Dataset listings of figures →

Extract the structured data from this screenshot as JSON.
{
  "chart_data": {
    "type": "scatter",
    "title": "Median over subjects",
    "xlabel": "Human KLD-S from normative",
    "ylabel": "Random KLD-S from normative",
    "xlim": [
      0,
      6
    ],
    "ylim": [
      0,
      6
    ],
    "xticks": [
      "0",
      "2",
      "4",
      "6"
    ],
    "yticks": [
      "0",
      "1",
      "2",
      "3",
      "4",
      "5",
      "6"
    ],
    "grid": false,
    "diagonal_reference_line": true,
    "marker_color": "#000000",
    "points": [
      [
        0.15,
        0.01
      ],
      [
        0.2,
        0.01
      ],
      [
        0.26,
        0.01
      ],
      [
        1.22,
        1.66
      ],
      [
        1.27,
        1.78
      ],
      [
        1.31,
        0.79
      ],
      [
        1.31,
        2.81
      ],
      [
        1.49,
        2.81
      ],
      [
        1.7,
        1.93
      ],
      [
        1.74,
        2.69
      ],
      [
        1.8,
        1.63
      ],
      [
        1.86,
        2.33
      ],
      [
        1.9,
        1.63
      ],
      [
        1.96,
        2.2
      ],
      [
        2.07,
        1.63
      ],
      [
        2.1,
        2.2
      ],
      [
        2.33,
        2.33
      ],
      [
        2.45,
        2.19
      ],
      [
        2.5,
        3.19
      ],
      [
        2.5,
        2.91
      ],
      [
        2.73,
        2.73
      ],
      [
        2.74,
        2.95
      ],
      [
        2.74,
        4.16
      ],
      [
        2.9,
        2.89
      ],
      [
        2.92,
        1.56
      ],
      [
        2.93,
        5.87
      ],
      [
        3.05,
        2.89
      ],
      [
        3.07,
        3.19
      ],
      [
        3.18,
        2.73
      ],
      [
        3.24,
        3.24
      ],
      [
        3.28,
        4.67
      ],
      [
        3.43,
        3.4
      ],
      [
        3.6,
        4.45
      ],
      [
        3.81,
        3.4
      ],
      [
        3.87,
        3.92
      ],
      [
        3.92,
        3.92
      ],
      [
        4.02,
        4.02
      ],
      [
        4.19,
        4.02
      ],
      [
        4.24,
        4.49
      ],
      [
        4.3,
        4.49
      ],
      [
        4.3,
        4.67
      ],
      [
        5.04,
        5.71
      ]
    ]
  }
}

Objective → Gather all lines of the records that include the word "normative".

Final result →
    "xlabel": "Human KLD-S from normative",
    "ylabel": "Random KLD-S from normative",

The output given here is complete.